▸ Consigne A: Recopiez à l'identique, dans le texte sur l'euro numérique, le passage allant de « Cet argent sera » jusqu'à « analyste chez LBBW. ».
▸ Consigne B: D'après le texte sur l'euro numérique, les affirmations suivantes sont-elles exactes ? Répondez par oui ou non à chacune, en citant à l'identique les mots du texte qui tranchent. (i) La BCE a approuvé une phase d'évaluation de trois ans. (ii) En Allemagne, les consommateurs ont dépensé en 2020, pour la première fois, plus d'argent par carte. (iii) Pékin teste depuis mars le paiement par e-yuan via téléphone portable.
▸ Consigne C: Prolongez le texte sur l'euro numérique en reprenant juste après sa dernière phrase.

▸ Texte fourni:

···

Francfort - Chaque Européen disposera-t-il un jour d'un compte en euros numériques à la Banque centrale européenne (BCE)?

Cette perspective prend forme alors que l'institut de Francfort a donné mercredi son feu vert à une phase d'évaluation de deux ans.

S'il est définitivement adoubé, le projet le plus important depuis l'introduction de l'euro pourrait voir le jour vers le milieu de la décennie et s'ajouter aux moyens de paiement à la disposition des citoyens.

 

- Pourquoi un euro numérique ?

La BCE veut accompagner l'explosion des paiements dématérialisés, qui s'est amplifiée avec la pandémie de Covid-19.

Même en Allemagne, pays où le liquide a longtemps été roi, les consommateurs ont, en 2020, pour la première fois dépensé plus d'argent par carte.

La BCE craint que cet engouement ne profite à des monnaies virtuelles privées ou à des devises étrangères.

En 2019, le projet de Facebook de lancer une monnaie virtuelle, désormais baptisée le diem, a créé un électrochoc.

Plusieurs pays, comme la Chine ou les Etats-Unis, travaillent aussi à l'émission de leur propre cryptomonnaie. Pékin teste déjà depuis mars le paiement par e-yuan via téléphone portable, avec l'ambition d'en faire une monnaie internationale de référence, concurrente du dollar, selon les experts.

"La monnaie de banque centrale resterait au cœur du système de paiement, renforçant l'autonomie de l'Europe à l'ère de la monnaie numérique", déclare Fabio Panetta, membre du directoire de la BCE.

 

- Quel intérêt pour les consommateurs ? -

L'euro numérique va permettre aux ménages et entreprises de déposer directement cette monnaie sur un compte créé au sein de banques commerciales ou d'autres acteurs financiers régulés.

Cet argent sera protégé contre tout risque de perte, un argument fort au moment où le projet de garantie européen des dépôts est dans l'impasse.

La BCE promet une utilisation "sans risque, accessible et efficace" pour régler des achats à la caisse d'un supermarché, en ligne via une application sur smartphone par exemple, également hors ligne à l'aide de cartes de paiement similaires à la carte de débit.

L'enjeu sera le moment venu de "persuader les consommateurs de passer à un nouveau moyen de paiement qui ne diffère guère de ceux existants en termes de traitement et de gamme de services" comme Apple Pay ou PayPal, estime Heike Mai, économiste chez Deutsche Bank.

"Les habitudes de paiement des consommateurs ne changeront pas dès le lancement d'un euro numérique", prévoit déjà Guido Zimmermann, analyste chez LBBW.

Mais cela pourrait évoluer dans quelques années, tandis que "l'argent obtiendra de nouvelles fonctionnalités, faisant que nos habitudes de vie et de paiement changeront davantage".

Les utilisateurs pourraient par exemple effectuer des virements ou des paiements entre Européens, en limitant les frais bancaires, avec leur "portefeuille" d'euros numériques, disponible 24h/24, 7j/7.

···

▸ Données à examiner:
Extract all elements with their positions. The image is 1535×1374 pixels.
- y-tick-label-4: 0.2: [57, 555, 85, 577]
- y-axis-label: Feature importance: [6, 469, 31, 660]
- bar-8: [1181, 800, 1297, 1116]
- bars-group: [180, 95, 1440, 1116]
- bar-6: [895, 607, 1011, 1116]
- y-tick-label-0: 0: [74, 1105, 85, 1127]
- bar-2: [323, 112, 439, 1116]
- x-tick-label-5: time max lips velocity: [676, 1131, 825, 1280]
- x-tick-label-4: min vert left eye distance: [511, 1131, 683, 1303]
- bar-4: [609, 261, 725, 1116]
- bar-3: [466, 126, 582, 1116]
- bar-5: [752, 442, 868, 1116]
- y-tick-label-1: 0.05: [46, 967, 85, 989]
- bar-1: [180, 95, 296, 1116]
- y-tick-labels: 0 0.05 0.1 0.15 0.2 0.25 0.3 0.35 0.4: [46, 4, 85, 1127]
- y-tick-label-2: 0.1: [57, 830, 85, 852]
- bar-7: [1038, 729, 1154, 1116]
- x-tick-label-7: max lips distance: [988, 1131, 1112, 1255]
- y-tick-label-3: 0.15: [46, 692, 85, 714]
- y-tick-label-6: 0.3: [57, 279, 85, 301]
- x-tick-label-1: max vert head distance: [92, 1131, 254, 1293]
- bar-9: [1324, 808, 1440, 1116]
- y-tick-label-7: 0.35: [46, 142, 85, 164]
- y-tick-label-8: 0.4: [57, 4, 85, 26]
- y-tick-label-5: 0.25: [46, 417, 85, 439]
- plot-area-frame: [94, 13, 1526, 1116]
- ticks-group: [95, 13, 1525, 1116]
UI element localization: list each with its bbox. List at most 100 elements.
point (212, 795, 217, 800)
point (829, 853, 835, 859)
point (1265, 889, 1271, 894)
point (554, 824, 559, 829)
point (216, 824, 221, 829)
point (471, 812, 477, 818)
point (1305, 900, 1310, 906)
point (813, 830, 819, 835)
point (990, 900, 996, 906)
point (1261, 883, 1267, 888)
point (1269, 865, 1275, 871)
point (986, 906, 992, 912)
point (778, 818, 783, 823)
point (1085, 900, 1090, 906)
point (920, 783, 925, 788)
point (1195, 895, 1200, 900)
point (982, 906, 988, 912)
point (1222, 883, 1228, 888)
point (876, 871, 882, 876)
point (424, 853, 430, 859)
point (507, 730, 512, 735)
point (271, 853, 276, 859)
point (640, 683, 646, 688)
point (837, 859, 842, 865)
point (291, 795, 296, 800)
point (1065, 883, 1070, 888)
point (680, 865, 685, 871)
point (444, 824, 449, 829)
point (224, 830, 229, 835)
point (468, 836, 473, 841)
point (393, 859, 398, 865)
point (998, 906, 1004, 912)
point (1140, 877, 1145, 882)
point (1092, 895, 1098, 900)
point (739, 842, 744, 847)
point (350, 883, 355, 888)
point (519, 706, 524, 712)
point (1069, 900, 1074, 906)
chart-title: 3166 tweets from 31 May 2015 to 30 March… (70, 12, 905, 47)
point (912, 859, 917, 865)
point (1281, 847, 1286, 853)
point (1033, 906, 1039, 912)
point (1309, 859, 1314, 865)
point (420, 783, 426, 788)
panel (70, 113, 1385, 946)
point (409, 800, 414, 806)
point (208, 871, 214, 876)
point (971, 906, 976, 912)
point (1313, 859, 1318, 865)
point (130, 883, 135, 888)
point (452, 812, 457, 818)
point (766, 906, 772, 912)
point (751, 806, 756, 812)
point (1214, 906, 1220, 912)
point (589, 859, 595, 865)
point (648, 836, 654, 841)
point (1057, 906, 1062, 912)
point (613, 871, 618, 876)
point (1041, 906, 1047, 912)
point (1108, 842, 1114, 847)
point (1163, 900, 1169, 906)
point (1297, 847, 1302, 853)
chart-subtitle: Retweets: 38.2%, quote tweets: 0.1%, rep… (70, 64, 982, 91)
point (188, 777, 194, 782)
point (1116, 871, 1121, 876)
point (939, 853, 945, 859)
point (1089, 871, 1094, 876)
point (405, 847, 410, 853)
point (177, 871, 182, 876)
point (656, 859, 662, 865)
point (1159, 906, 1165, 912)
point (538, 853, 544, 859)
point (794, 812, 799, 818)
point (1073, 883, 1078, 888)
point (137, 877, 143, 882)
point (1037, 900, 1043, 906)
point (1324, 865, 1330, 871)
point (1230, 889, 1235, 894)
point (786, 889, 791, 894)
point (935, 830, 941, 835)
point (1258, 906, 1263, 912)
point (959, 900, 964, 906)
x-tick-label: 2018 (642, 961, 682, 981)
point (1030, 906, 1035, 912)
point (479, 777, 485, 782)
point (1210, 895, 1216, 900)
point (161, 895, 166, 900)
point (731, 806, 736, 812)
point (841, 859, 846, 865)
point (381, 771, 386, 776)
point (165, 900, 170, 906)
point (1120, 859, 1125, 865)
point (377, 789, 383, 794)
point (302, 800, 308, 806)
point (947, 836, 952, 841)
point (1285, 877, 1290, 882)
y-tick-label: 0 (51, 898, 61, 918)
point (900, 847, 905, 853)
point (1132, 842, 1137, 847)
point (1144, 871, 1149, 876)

···

▸ Résultat attendu A:
Cet argent sera protégé contre tout risque de perte, un argument fort au moment où le projet de garantie européen des dépôts est dans l'impasse.

La BCE promet une utilisation "sans risque, accessible et efficace" pour régler des achats à la caisse d'un supermarché, en ligne via une application sur smartphone par exemple, également hors ligne à l'aide de cartes de paiement similaires à la carte de débit.

L'enjeu sera le moment venu de "persuader les consommateurs de passer à un nouveau moyen de paiement qui ne diffère guère de ceux existants en termes de traitement et de gamme de services" comme Apple Pay ou PayPal, estime Heike Mai, économiste chez Deutsche Bank.

"Les habitudes de paiement des consommateurs ne changeront pas dès le lancement d'un euro numérique", prévoit déjà Guido Zimmermann, analyste chez LBBW.

▸ Résultat attendu B:
(i) Non : « une phase d'évaluation de deux ans ».
(ii) Oui : « les consommateurs ont, en 2020, pour la première fois dépensé plus d'argent par carte ».
(iii) Oui : « Pékin teste déjà depuis mars le paiement par e-yuan via téléphone portable ».

▸ Résultat attendu C:
 

- Quelle différence avec une cryptomonnaie ?

Une cryptomonnaie comme le bitcoin n'est pas un moyen de paiement officiel. Son unité de compte n'est pas définie par l'Etat mais est émise par des organisations privées, ou contrôlée par les participants d'un réseau informatique.

L'émission de nouveaux bitcoins est régulée par un algorithme, et non par un comité de politique monétaire.

La BCE voudra s'assurer que l'euro numérique "soit utilisé comme moyen de paiement plutôt que comme forme d'investissement, en vue de préserver la stabilité financière", déclare Fabio Panetta.

Le tout se voulant à l'opposé du monde très spéculatif des monnaies numériques, dont le cours a des allures de montagne russe.

 

- Quels risques ? -

La BCE doit prendre en compte les inquiétudes des Européens sur les risques pour la protection de leur vie privée, première des priorités exprimées dans la récente consultation menée par l'institut.

Les données devraient être mieux protégées avec l'euro numérique qu'avec les équivalents proposés par des prestataires privés, assure la BCE.

Mais le chemin est étroit car il n'est pas question d'offrir la même garantie d'anonymat que le cash, pour des raisons évidentes de lutte contre la fraude fiscale et le financement d'activités illicites.

Le principal risque est la fuite des épargnants vers cette nouvelle forme de monnaie, qui permet d'éviter les frais d'un compte de dépôt classique, ce qui fragiliserait les banques de la zone euro.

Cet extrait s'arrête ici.